◆ Given instruction:
Among the entries, which lines carry the string "Shaw"? Copy each of them.

Dataset entries:
================
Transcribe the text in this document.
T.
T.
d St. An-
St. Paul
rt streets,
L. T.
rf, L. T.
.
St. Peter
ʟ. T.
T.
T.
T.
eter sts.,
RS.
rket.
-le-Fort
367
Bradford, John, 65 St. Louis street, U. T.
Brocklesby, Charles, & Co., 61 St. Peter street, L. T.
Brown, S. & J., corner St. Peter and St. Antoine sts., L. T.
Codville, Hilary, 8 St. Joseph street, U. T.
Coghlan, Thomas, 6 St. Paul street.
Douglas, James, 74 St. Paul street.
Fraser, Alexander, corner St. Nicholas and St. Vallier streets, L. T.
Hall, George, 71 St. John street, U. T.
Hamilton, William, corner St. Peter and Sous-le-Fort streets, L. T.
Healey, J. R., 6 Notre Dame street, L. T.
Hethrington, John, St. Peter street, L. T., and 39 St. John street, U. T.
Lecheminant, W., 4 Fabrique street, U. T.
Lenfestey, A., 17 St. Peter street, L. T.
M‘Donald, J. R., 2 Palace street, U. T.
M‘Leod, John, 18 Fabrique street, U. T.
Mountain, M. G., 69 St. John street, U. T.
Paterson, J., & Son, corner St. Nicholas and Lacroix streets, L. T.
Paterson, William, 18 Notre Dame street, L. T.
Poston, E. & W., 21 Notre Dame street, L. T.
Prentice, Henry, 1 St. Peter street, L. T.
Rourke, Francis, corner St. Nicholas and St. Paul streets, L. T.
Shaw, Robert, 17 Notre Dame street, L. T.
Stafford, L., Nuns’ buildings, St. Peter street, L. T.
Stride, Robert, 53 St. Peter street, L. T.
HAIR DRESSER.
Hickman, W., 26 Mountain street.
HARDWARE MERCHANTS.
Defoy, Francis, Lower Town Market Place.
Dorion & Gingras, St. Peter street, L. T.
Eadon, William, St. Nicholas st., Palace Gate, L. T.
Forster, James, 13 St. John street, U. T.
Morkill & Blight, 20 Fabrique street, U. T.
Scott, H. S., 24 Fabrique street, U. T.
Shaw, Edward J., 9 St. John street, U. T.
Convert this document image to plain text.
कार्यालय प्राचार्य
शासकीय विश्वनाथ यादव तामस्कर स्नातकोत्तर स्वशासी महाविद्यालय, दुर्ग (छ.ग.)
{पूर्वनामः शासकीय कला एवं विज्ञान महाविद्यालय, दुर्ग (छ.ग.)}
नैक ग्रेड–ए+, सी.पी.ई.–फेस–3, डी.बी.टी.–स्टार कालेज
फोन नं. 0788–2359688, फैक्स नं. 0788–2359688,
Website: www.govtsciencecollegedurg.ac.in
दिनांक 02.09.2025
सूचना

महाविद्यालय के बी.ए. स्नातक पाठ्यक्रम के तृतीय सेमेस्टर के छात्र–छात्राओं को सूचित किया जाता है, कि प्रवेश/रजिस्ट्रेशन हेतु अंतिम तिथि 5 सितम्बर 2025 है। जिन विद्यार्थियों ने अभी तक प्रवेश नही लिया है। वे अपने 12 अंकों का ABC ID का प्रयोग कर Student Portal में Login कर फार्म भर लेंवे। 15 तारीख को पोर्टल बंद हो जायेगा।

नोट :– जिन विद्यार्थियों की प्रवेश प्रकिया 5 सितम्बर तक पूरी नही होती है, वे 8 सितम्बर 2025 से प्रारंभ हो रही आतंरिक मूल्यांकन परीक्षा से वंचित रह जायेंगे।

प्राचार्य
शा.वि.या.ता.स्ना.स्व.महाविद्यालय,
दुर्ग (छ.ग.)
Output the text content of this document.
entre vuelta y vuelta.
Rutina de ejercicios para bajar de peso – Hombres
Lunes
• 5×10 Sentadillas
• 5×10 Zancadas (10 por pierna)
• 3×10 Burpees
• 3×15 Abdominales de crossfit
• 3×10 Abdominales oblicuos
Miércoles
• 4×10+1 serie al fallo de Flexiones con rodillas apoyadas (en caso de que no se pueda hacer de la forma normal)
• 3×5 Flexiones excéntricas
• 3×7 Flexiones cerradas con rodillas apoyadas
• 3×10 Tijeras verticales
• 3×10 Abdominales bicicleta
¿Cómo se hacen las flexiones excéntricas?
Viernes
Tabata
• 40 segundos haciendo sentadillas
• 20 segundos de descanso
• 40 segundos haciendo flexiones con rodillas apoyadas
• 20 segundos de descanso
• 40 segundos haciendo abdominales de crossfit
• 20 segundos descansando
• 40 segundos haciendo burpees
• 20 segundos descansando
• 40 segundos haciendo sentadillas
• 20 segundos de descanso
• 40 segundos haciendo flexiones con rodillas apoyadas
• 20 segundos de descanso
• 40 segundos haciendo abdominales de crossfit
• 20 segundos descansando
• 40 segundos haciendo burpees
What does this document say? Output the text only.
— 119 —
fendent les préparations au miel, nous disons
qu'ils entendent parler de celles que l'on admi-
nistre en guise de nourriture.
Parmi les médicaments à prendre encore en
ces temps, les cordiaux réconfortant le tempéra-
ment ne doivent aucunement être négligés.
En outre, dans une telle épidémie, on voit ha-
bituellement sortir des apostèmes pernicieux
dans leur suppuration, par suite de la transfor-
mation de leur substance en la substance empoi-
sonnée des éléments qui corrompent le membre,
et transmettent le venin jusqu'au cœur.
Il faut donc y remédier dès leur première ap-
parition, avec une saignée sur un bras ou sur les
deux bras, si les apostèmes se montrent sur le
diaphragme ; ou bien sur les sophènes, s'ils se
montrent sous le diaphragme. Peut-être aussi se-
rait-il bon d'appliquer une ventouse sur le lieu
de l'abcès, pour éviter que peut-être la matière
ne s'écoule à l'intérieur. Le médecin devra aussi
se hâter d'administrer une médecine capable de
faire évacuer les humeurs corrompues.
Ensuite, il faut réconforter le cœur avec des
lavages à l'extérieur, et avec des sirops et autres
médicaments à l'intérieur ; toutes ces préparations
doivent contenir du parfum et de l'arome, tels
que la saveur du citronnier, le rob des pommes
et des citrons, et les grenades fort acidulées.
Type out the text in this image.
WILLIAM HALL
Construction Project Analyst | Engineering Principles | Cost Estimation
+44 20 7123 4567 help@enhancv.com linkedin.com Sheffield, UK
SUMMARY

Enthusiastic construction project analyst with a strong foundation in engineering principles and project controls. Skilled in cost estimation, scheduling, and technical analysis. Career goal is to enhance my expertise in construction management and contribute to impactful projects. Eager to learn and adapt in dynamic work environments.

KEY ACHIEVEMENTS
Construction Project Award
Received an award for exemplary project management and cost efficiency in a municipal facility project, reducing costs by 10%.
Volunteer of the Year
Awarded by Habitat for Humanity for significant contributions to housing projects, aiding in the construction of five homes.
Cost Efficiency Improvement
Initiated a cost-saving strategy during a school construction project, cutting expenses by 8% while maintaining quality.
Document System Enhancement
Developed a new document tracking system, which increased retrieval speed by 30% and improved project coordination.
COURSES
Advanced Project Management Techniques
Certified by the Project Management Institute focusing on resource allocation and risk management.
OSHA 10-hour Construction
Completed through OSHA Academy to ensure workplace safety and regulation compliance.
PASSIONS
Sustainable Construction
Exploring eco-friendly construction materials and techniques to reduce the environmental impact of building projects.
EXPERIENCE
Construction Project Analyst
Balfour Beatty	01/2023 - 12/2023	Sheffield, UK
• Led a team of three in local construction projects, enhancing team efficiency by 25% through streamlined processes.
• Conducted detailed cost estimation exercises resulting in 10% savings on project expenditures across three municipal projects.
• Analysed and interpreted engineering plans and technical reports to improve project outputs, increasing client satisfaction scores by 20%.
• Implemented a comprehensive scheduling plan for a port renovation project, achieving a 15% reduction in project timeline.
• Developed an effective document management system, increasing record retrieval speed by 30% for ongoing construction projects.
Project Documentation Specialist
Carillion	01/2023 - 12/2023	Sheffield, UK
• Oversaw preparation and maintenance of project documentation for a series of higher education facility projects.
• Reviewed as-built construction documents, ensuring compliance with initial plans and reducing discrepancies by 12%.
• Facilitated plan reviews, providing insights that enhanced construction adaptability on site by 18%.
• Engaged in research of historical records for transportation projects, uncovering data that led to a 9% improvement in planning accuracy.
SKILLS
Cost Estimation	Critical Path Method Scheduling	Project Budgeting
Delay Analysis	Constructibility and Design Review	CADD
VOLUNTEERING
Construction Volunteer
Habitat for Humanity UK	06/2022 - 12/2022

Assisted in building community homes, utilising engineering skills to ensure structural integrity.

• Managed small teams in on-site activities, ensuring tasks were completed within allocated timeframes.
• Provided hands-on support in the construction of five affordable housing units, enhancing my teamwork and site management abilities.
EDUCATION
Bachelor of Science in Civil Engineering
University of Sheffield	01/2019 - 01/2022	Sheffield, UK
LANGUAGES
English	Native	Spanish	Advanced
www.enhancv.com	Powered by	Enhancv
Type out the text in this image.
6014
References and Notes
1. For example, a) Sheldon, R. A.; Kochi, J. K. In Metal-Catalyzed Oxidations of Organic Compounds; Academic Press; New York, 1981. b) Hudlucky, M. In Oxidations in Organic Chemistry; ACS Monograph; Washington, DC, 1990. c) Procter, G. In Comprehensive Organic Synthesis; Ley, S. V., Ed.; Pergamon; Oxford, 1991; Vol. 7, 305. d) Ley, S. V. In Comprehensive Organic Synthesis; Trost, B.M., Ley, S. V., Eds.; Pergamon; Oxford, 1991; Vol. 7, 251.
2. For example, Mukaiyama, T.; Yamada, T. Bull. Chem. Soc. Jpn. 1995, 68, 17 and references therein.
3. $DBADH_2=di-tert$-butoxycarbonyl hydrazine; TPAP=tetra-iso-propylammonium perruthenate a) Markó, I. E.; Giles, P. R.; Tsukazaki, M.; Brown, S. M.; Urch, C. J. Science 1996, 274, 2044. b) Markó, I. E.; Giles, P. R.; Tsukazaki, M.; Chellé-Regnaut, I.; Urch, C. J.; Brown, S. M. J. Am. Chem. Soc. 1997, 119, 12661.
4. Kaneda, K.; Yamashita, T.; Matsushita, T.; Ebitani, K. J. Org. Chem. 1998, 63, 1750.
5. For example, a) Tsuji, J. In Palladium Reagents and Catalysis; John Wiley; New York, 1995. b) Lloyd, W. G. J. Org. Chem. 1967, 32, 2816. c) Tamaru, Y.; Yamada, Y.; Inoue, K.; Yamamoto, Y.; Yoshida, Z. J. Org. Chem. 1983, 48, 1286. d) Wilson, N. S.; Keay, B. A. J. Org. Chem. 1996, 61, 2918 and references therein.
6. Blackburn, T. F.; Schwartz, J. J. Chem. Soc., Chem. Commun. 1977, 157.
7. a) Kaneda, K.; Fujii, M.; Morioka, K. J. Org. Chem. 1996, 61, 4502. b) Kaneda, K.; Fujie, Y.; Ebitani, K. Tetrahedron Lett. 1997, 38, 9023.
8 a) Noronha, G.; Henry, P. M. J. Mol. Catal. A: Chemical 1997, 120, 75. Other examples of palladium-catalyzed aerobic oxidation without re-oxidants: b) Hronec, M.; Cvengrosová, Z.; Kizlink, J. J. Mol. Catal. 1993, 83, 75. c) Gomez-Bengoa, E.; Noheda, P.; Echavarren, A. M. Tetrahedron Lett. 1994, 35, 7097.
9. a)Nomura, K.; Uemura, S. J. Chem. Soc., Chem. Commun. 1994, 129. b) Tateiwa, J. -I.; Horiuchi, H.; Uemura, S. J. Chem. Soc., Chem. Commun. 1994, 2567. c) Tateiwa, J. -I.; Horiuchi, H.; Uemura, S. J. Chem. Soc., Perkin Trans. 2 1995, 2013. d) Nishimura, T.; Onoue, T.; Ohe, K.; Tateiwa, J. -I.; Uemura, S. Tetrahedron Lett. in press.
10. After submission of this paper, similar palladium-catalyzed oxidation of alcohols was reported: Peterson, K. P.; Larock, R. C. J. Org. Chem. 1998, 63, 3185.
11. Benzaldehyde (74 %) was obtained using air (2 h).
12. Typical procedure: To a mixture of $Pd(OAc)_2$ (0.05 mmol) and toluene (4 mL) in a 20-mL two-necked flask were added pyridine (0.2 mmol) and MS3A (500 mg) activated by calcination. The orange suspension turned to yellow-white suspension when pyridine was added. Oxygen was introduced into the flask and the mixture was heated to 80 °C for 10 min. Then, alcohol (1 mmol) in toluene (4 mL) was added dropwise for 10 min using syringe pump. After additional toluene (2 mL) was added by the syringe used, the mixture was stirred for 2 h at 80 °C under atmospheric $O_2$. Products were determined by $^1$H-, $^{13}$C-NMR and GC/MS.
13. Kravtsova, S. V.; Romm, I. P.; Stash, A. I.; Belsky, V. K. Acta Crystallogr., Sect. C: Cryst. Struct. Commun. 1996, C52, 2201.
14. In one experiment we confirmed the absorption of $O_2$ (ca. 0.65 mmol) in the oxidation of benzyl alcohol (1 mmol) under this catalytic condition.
================
◆ Result below:
Shaw, Robert, 17 Notre Dame street, L. T.
Shaw, Edward J., 9 St. John street, U. T.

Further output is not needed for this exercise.